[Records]
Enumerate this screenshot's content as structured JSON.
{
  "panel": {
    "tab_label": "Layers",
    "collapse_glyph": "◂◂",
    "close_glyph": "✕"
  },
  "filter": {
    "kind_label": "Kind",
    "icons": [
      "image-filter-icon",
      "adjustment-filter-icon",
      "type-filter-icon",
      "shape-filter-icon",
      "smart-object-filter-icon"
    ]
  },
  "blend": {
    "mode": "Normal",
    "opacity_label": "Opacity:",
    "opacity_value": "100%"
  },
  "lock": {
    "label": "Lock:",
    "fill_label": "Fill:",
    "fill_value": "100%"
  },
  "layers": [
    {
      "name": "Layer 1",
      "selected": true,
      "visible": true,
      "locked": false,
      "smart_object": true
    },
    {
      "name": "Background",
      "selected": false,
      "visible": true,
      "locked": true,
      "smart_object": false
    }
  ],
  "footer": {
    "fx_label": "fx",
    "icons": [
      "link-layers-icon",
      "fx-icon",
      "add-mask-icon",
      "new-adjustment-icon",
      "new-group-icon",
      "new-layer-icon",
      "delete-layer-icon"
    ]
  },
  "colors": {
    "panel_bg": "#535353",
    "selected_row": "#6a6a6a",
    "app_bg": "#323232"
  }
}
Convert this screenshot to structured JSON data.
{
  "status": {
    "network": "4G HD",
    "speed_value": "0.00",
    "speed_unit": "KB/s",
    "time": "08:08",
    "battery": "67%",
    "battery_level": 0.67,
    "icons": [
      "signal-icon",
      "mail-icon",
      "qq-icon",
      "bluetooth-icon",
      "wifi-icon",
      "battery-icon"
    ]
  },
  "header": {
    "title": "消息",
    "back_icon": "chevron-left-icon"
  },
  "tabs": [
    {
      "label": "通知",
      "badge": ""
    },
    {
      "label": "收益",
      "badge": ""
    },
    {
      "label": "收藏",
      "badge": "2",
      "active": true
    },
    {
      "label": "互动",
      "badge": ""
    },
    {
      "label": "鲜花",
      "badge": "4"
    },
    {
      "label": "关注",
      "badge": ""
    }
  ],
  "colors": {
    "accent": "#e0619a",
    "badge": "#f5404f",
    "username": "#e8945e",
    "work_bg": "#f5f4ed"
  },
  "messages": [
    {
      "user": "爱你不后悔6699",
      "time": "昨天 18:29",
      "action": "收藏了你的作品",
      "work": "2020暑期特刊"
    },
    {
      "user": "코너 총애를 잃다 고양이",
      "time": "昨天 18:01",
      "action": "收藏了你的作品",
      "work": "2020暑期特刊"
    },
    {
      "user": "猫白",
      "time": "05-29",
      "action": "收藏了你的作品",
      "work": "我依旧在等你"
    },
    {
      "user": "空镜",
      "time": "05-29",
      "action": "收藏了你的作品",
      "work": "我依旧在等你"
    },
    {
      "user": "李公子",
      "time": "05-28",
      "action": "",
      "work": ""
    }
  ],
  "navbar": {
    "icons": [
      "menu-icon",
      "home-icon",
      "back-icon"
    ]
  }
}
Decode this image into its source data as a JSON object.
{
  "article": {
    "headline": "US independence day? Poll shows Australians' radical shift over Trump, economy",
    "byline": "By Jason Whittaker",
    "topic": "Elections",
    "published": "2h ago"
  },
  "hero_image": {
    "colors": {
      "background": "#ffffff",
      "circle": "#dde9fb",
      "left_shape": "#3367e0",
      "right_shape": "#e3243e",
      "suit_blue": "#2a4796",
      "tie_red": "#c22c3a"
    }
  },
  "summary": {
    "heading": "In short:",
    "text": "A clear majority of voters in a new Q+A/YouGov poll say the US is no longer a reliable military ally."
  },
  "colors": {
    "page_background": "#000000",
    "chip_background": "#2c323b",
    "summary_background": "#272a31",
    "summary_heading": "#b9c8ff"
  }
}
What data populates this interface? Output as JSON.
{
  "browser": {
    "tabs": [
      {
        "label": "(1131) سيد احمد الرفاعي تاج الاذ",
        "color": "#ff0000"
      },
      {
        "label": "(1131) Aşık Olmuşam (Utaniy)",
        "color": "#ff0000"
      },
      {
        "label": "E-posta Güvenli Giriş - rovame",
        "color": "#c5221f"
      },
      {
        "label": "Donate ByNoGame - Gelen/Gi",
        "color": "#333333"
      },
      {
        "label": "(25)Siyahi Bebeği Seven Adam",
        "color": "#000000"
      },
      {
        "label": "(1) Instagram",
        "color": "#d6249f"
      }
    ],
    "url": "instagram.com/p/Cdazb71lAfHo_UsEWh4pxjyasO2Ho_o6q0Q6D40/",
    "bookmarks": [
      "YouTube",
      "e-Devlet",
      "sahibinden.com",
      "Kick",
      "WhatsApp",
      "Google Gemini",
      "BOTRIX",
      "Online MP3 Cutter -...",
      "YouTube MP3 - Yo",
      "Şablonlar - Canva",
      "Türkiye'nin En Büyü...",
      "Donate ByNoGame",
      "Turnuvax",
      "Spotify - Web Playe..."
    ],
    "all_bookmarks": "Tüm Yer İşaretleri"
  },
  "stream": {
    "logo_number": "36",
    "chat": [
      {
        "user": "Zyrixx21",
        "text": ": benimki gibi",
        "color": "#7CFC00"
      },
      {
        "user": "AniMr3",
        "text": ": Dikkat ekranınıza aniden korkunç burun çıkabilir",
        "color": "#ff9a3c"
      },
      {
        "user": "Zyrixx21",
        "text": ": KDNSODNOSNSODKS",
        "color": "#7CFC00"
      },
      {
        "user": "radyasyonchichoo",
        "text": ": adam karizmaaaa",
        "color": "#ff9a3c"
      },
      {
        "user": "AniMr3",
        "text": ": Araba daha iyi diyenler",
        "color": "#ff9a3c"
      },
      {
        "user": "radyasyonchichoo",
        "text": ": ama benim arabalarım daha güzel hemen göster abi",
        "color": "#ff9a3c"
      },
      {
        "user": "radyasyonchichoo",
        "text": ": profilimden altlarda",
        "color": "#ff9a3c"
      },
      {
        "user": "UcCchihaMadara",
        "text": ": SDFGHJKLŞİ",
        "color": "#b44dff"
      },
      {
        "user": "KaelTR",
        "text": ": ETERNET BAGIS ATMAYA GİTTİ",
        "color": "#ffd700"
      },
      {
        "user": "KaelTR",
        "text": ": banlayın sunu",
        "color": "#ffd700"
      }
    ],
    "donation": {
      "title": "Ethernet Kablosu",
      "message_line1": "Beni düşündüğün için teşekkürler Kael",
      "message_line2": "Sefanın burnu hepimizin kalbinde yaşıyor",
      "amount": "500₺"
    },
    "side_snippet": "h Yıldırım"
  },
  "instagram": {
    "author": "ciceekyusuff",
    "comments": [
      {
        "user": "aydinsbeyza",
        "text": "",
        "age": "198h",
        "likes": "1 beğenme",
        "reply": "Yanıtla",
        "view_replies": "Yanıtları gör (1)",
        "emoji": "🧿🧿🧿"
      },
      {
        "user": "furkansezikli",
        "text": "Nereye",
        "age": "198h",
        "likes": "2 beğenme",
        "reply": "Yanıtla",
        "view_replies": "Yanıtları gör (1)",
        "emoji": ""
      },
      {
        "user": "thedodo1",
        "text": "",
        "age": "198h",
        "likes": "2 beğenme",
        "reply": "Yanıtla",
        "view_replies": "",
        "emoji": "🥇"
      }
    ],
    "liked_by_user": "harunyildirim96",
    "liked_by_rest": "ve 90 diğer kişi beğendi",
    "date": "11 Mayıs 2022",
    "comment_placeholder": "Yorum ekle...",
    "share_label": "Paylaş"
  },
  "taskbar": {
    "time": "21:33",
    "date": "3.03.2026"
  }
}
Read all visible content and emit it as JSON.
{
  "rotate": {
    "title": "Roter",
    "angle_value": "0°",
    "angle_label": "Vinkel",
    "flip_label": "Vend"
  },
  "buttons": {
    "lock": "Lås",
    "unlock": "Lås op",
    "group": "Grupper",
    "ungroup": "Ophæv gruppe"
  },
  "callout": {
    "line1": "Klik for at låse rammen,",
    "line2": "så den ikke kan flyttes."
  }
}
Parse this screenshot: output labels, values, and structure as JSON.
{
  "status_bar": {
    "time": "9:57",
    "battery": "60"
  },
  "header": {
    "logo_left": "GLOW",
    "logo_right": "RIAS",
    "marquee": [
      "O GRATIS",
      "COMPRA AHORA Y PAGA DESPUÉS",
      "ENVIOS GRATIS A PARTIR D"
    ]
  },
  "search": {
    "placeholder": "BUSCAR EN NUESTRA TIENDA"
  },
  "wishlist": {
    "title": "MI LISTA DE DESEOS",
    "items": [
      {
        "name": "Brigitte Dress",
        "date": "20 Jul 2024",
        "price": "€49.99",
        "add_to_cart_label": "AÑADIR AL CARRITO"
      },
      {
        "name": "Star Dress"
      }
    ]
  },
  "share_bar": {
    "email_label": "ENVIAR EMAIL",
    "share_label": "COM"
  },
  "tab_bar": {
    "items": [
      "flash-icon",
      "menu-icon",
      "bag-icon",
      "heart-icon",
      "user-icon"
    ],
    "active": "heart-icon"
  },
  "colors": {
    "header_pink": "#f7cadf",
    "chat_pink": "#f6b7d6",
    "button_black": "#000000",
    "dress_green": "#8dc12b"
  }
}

▶ _PROBLEM TO WORK ON_
Track down every line with the word "time" and copy it.

▶ _WRITTEN ANSWER_
    "time": "08:08",
      "time": "昨天 18:29",
      "time": "昨天 18:01",
      "time": "05-29",
      "time": "05-29",
      "time": "05-28",
    "time": "21:33",
    "time": "9:57",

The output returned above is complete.